Print every line of the listing exactly, please.

-- Begin Provided data --

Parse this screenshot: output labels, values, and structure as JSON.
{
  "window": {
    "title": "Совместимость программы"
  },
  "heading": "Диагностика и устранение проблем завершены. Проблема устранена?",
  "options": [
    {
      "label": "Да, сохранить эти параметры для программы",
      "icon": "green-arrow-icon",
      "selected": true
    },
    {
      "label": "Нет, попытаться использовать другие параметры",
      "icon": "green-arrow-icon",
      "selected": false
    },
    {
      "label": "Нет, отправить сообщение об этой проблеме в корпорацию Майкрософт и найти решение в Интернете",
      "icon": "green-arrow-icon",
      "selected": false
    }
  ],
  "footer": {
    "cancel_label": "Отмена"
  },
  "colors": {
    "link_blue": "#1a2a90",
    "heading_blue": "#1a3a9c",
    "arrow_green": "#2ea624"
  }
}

-- End Provided data --

Response
Parse this screenshot: output labels, values, and structure as JSON.
{
  "window": {
    "title": "Совместимость программы"
  },
  "heading": "Диагностика и устранение проблем завершены. Проблема устранена?",
  "options": [
    {
      "label": "Да, сохранить эти параметры для программы",
      "icon": "green-arrow-icon",
      "selected": true
    },
    {
      "label": "Нет, попытаться использовать другие параметры",
      "icon": "green-arrow-icon",
      "selected": false
    },
    {
      "label": "Нет, отправить сообщение об этой проблеме в корпорацию Майкрософт и найти решение в Интернете",
      "icon": "green-arrow-icon",
      "selected": false
    }
  ],
  "footer": {
    "cancel_label": "Отмена"
  },
  "colors": {
    "link_blue": "#1a2a90",
    "heading_blue": "#1a3a9c",
    "arrow_green": "#2ea624"
  }
}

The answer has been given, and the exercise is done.